[Dataset entries]
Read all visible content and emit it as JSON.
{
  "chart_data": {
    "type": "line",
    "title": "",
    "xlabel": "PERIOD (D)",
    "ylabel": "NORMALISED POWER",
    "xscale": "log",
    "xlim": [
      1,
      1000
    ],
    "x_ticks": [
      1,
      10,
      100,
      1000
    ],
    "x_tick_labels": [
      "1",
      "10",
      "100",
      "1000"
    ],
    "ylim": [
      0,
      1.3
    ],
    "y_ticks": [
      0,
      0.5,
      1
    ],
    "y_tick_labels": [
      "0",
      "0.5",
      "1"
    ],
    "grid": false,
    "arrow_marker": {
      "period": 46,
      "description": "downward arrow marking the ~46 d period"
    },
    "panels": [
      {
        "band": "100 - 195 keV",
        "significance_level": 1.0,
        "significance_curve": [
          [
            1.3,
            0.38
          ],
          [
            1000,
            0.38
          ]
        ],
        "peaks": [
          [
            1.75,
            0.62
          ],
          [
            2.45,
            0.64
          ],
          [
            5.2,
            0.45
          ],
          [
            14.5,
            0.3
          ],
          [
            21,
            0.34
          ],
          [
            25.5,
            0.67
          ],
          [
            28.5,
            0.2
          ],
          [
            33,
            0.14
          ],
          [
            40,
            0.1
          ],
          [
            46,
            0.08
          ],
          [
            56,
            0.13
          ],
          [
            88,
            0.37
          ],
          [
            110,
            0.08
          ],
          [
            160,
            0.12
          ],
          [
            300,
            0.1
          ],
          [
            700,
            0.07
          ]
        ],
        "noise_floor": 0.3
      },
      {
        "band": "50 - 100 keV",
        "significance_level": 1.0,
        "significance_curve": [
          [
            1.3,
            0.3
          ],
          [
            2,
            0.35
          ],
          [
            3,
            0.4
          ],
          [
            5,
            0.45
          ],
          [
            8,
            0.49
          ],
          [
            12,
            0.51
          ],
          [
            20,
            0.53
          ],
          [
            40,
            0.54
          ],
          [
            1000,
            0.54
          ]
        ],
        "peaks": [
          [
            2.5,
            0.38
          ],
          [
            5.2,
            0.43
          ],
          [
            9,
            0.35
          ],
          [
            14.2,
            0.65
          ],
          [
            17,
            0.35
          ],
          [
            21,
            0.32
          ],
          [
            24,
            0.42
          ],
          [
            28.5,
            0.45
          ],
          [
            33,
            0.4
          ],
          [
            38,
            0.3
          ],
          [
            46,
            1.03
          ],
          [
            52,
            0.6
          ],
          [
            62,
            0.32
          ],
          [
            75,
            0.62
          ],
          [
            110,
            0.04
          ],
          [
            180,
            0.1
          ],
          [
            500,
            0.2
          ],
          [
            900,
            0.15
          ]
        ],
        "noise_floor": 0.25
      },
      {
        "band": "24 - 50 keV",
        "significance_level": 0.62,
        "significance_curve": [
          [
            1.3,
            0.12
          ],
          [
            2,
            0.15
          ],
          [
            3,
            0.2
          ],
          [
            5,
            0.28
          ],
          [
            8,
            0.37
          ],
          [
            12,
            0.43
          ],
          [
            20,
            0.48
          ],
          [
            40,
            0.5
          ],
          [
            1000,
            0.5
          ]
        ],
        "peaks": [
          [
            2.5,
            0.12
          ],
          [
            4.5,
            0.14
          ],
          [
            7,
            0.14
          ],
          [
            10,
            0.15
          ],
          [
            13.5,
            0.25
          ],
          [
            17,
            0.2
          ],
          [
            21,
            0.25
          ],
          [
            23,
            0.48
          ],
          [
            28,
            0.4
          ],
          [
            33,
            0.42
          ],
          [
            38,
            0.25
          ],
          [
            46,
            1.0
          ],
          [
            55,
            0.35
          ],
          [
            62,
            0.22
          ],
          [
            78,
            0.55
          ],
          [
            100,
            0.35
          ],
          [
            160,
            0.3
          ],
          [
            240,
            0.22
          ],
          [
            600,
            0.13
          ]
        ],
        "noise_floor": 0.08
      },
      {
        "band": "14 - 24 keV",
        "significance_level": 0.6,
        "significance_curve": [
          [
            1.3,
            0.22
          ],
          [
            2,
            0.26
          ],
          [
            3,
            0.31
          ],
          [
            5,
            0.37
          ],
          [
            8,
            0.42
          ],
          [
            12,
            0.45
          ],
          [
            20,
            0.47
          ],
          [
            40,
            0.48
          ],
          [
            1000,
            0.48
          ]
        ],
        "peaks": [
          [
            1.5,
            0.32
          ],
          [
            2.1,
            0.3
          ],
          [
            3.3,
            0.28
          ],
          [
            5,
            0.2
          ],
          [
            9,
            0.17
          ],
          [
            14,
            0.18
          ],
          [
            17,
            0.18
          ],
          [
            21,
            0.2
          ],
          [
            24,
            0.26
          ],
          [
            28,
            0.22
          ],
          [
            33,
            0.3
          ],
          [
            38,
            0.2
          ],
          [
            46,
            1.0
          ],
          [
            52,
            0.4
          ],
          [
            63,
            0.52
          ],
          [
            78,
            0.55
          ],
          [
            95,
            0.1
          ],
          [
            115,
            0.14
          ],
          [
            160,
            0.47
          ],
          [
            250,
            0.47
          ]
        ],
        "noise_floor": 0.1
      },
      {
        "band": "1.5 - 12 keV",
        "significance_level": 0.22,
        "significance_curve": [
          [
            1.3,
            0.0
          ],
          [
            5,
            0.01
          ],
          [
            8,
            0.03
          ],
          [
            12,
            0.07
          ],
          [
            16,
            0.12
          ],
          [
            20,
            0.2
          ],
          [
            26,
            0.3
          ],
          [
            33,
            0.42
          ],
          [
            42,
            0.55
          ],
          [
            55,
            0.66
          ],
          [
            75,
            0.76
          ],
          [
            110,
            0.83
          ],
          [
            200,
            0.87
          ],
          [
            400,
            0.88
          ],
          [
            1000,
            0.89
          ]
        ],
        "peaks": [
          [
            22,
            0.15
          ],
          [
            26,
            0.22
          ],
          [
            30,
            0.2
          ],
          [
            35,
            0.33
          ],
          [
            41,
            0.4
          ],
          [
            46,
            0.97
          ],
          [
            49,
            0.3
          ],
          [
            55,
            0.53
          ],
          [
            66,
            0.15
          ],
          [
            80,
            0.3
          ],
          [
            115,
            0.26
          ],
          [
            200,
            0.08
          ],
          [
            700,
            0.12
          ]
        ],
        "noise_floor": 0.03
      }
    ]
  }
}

#### What you are asked to do
What is the number of lines that hold the string "band"? Give it alone.

#### Task output
5